What you will do:
1 > In the overview of Sloan Wilson's novel, why does Tom Rath interview for a job at the New York-based television network?
2 > Write the next part of the overview of Sloan Wilson's novel, starting right after its final sentence.

___ Source document

The novel was made into a movie in 1956, starring Gregory Peck and Jennifer Jones as Tom and Betsy Rath, with Fredric March, Lee J. Cobb, Keenan Wynn and Marisa Pavan in supporting roles. (March plays Tom Rath's boss, a character based on Roy Larsen, Wilson's boss at Time, Inc.) It was entered at the 1956 Cannes Film Festival.[3]
Both movie and book became hugely popular. The novel continues to appear in the references of sociologists to America's discontented businessman. Columnist Bob Greene wrote, "The title of Sloan Wilson's best-selling novel became part of the American vernacular—the book was a ground-breaking fictional look at conformity in the executive suite, and it was a piece of writing that helped the nation's business community start to examine the effects of its perceived stodginess and sameness."[4] Historian Robert Schultz argues that the film and the novel are cultural representations of what two-time presidential candidate (1952 and 1956) Adlai Stevenson described in a 1955 commencement address to Smith College women as a "crisis" in the western world, one Stevenson defined as "collectivism colliding with individualism," the collective corporate organization of postwar social and economic life.[5] That increased corporate organization of society, Schultz notes, reduced white-collar workers' (represented by Tom Rath and the other gray-suited "yes men") control over what they did and how they did it as they adapted to the "organized system" described and critiqued by contemporary social critics such as Paul Goodman, C. Wright Mills and William H. Whyte, Jr.[6]
The book was re-issued in 2002, with a foreword by author Jonathan Franzen.
Plot summary
Tom and Betsy Rath live in a rundown house in Westport, Connecticut around 1953 (1955 in the movie). They have three television-addicted children (two girls and a boy) and have money problems. Tom is 33 years old, a Harvard graduate. He barely survived as an Army paratroop officer during World War II, having fought in both the European and Pacific combat theaters, during which he had an extramarital affair.
Tom has haunting flashbacks of the affair as well as his combat experiences. He killed 17 men in combat. His stay-at-home wife knows only that Tom is somehow "changed" since the war. She feels his job with a Manhattan charitable organization pays too little, so she and a fellow train commuter urge him to interview for a job at a New York-based television network.
Tom lands a public relations job, working for Ralph Hopkins, the top man at the network, an empire-builder surrounded by politicking yes-men. Hopkins is to propose the establishment of national mental health services to a group of physicians and offer his own prestige and network toward that end. Tom must figure out how his boss can best present the proposal so that the learned doctors will rise in unison and appoint Hopkins to spearhead the campaign.
Hired on a six-month probationary basis, Tom reports to a humorless game-player who rejects five different drafts of the speech and ends up substituting one of his own. Hopkins is satisfied, but Tom persuades him that the approach is all wrong, that it misrepresents Hopkins' qualifications to head the campaign. Tom's approach is more sensible; Hopkins is impressed. Tom reminds Hopkins of his own son, who was killed in combat.

______
___ Information supplied

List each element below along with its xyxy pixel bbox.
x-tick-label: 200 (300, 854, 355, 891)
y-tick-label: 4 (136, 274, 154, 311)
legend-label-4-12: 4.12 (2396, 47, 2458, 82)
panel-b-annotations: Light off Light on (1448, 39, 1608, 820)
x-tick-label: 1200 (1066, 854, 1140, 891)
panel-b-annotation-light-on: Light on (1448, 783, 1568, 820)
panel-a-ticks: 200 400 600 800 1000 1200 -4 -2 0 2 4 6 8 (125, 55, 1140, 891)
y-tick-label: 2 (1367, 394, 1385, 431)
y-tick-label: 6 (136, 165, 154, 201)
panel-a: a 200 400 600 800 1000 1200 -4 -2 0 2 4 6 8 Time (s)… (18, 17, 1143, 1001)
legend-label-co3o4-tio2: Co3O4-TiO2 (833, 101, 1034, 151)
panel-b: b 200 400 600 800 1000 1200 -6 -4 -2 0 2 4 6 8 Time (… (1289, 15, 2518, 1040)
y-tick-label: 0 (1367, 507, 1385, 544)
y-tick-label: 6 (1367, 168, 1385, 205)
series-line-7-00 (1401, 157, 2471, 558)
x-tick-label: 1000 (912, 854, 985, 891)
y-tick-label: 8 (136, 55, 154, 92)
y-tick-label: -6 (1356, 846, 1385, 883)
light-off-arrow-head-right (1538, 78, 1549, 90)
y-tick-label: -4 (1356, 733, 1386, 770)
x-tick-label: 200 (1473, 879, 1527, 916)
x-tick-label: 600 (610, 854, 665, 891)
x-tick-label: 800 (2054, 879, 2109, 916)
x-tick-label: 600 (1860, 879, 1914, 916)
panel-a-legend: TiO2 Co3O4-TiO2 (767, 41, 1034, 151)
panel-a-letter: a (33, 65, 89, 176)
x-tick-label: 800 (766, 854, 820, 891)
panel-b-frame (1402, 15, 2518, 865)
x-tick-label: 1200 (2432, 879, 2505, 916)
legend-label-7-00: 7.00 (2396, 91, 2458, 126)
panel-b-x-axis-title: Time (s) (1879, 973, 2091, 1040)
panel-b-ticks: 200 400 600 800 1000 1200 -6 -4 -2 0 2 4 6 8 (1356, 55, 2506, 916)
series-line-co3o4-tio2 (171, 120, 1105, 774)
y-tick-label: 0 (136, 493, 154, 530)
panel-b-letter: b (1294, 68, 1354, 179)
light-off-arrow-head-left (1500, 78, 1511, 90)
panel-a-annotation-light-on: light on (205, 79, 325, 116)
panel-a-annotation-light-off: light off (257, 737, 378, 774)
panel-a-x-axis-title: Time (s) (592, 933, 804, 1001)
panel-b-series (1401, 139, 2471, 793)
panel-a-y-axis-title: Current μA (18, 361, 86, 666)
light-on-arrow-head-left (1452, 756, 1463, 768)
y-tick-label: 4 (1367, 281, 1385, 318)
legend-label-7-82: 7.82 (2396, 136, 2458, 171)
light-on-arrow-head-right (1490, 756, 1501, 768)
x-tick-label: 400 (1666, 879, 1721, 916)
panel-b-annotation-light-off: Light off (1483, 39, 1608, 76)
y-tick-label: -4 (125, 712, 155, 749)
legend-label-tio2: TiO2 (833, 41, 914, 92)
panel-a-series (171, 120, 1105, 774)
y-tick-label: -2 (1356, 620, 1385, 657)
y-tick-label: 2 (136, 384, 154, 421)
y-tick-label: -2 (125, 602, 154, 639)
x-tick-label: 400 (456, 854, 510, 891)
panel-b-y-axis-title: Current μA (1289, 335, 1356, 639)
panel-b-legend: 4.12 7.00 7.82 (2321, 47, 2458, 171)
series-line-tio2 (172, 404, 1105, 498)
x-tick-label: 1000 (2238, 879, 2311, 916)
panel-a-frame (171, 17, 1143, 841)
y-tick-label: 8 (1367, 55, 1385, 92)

______

Exercise answers:
1 > Tom's wife, Betsy, feels that his job with a Manhattan charitable organization pays too little. She and a fellow train commuter urge him to interview for the position at the network.

2 >
There are a number of subplots:
- The fraudulent scheme of the caretaker of Tom's late grandmother, who forged a will in an attempt to inherit the deceased woman's home.
- Hopkins' estrangement from his daughter (who quits school to elope with an undesirable man).
- Tom's adulterous behavior during the war, which resulted in a son conceived in Italy, whose mother suddenly contacts him to seek monetary support at a most inconvenient time. With no understanding of the horrors of war, Betsy becomes furious upon learning of this secret and becomes estranged from Tom. However, she comes to understand that mutual emotional support—not just mutual ambition—bind wife and husband.
In the end, seeing the example of how his boss's marriage and family life have been ruined by overwork, Tom turns down a high-pressure position involving travel, in order to work normal hours and spend more time at home.
Film cast
- Gregory Peck—Tom Rath
- Jennifer Jones—Betsy Rath
- Fredric March—Ralph Hopkins
- Marisa Pavan—Maria Montagne
- Lee J. Cobb—Judge Bernstein
- Ann Harding—Helen Hopkins
- Keenan Wynn—Sgt. Caesar Gardella
- Gene Lockhart—Bill Hawthorne
- Gigi Perreau—Susan Hopkins
- Portland Mason—Janey Rath
- Arthur O'Connell—Gordon Walker
- Henry Daniell—Bill Ogden
- Connie Gilchrist—Mrs. Manter
- Joseph Sweeney—Edward M. Schultz
- Sandy Descher—Barbara Rath
Sequel (novel)
The Man in the Gray Flannel Suit II appeared in 1984—by the time of the sequel a decade has passed in the story-line. Like the original novel, it too reflects the general social attitudes of the time.
References
- ↑ Solomon, Aubrey. Twentieth Century Fox: A Corporate and Financial History (The Scarecrow Filmmakers Series). Lanham, Maryland: Scarecrow Press, 1989. ISBN 978-0-8108-4244-1. p250
- ↑ 'The Top Box-Office Hits of 1956', Variety Weekly, January 2, 1957
- ↑ "Festival de Cannes: The Man in the Gray Flannel Suit". festival-cannes.com. Retrieved 2009-02-04.
- ↑ Bob Greene (1992-07-05). "Another view of the man in the gray flannel suit". Chicago Tribune.
- ↑ Schultz, Soured on the System: Disaffected Men in Twentieth-Century American Film (McFarland, 2012), 37-43; Stevenson, "A Purpose for Modern Woman," Woman's Home Companion (September 1955): 29-31.
- ↑ Schultz, Soured on the System, 48-50, 53-54, 64-69, 71-72; Goodman, Growing Up Absurd: Problems of Youth in the Organized System (Random House, 1960); Mills, White Collar: The American Middle Classes (Oxford, 1951); Whyte, The Organization Man (Simon & Schuster, 1956).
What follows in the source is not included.